:: Exercise material
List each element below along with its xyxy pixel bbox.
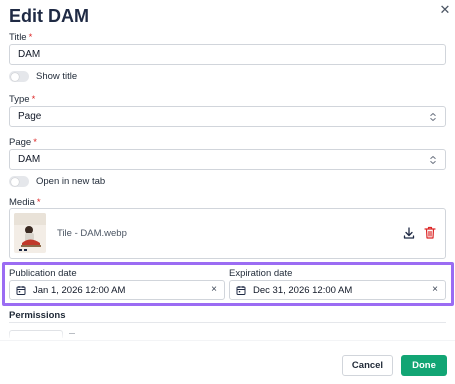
trash-icon[interactable] (424, 226, 436, 239)
title-input[interactable]: DAM (9, 44, 446, 65)
publication-date-value: Jan 1, 2026 12:00 AM (33, 284, 126, 296)
page-label: Page * (9, 137, 37, 148)
chevron-up-down-icon (430, 155, 436, 164)
required-mark: * (31, 94, 36, 105)
expiration-date-input[interactable]: Dec 31, 2026 12:00 AM × (229, 280, 446, 300)
title-label-text: Title (9, 32, 27, 43)
title-input-value: DAM (18, 49, 41, 60)
show-title-row[interactable]: Show title (9, 71, 77, 82)
media-label: Media * (9, 197, 41, 208)
required-mark: * (28, 32, 33, 43)
open-new-tab-toggle[interactable] (9, 176, 29, 187)
cancel-button[interactable]: Cancel (342, 355, 393, 376)
close-icon[interactable]: ✕ (438, 3, 452, 17)
type-select-value: Page (18, 111, 42, 122)
page-label-text: Page (9, 137, 32, 148)
expiration-date-value: Dec 31, 2026 12:00 AM (253, 284, 353, 296)
title-label: Title * (9, 32, 32, 43)
type-label: Type * (9, 94, 35, 105)
chevron-up-down-icon (430, 112, 436, 121)
required-mark: * (33, 137, 37, 148)
page-select[interactable]: DAM (9, 149, 446, 170)
calendar-icon (16, 286, 26, 295)
clear-publication-date-icon[interactable]: × (211, 284, 217, 295)
media-thumbnail (14, 213, 46, 253)
required-mark: * (36, 197, 41, 208)
publication-date-input[interactable]: Jan 1, 2026 12:00 AM × (9, 280, 225, 300)
done-button[interactable]: Done (401, 355, 447, 376)
scroll-fade (0, 326, 455, 340)
expiration-date-label: Expiration date (229, 268, 293, 279)
clear-expiration-date-icon[interactable]: × (432, 284, 438, 295)
open-new-tab-row[interactable]: Open in new tab (9, 176, 105, 187)
media-file-name: Tile - DAM.webp (57, 228, 127, 239)
show-title-label: Show title (36, 71, 78, 82)
permissions-heading: Permissions (9, 310, 66, 321)
show-title-toggle[interactable] (9, 71, 29, 82)
publication-date-label: Publication date (9, 268, 77, 279)
divider (9, 322, 446, 323)
calendar-icon (236, 286, 246, 295)
media-item: Tile - DAM.webp (9, 208, 446, 259)
dialog-title: Edit DAM (9, 6, 89, 26)
download-icon[interactable] (403, 227, 415, 239)
media-label-text: Media (9, 197, 35, 208)
type-label-text: Type (9, 94, 30, 105)
footer-divider (0, 340, 455, 341)
type-select[interactable]: Page (9, 106, 446, 127)
open-new-tab-label: Open in new tab (36, 176, 106, 187)
page-select-value: DAM (18, 154, 41, 165)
::::
### Written problem:
Please copy the records above word for word, leaving out the pictures.

### Reply to the exercise:
List each element below along with its xyxy pixel bbox.
trash-icon[interactable] (424, 226, 436, 239)
title-input[interactable]: DAM (9, 44, 446, 65)
publication-date-value: Jan 1, 2026 12:00 AM (33, 284, 126, 296)
page-label: Page * (9, 137, 37, 148)
chevron-up-down-icon (430, 155, 436, 164)
required-mark: * (31, 94, 36, 105)
expiration-date-input[interactable]: Dec 31, 2026 12:00 AM × (229, 280, 446, 300)
title-label-text: Title (9, 32, 27, 43)
title-input-value: DAM (18, 49, 41, 60)
show-title-row[interactable]: Show title (9, 71, 77, 82)
media-label: Media * (9, 197, 41, 208)
required-mark: * (28, 32, 33, 43)
open-new-tab-toggle[interactable] (9, 176, 29, 187)
cancel-button[interactable]: Cancel (342, 355, 393, 376)
close-icon[interactable]: ✕ (438, 3, 452, 17)
type-select-value: Page (18, 111, 42, 122)
page-label-text: Page (9, 137, 32, 148)
expiration-date-value: Dec 31, 2026 12:00 AM (253, 284, 353, 296)
title-label: Title * (9, 32, 32, 43)
type-label: Type * (9, 94, 35, 105)
chevron-up-down-icon (430, 112, 436, 121)
required-mark: * (33, 137, 37, 148)
page-select[interactable]: DAM (9, 149, 446, 170)
calendar-icon (16, 286, 26, 295)
clear-publication-date-icon[interactable]: × (211, 284, 217, 295)
media-thumbnail (14, 213, 46, 253)
required-mark: * (36, 197, 41, 208)
publication-date-input[interactable]: Jan 1, 2026 12:00 AM × (9, 280, 225, 300)
done-button[interactable]: Done (401, 355, 447, 376)
scroll-fade (0, 326, 455, 340)
expiration-date-label: Expiration date (229, 268, 293, 279)
clear-expiration-date-icon[interactable]: × (432, 284, 438, 295)
open-new-tab-row[interactable]: Open in new tab (9, 176, 105, 187)
media-file-name: Tile - DAM.webp (57, 228, 127, 239)
show-title-label: Show title (36, 71, 78, 82)
permissions-heading: Permissions (9, 310, 66, 321)
show-title-toggle[interactable] (9, 71, 29, 82)
publication-date-label: Publication date (9, 268, 77, 279)
divider (9, 322, 446, 323)
calendar-icon (236, 286, 246, 295)
media-item: Tile - DAM.webp (9, 208, 446, 259)
dialog-title: Edit DAM (9, 6, 89, 26)
download-icon[interactable] (403, 227, 415, 239)
media-label-text: Media (9, 197, 35, 208)
type-label-text: Type (9, 94, 30, 105)
footer-divider (0, 340, 455, 341)
type-select[interactable]: Page (9, 106, 446, 127)
open-new-tab-label: Open in new tab (36, 176, 106, 187)
page-select-value: DAM (18, 154, 41, 165)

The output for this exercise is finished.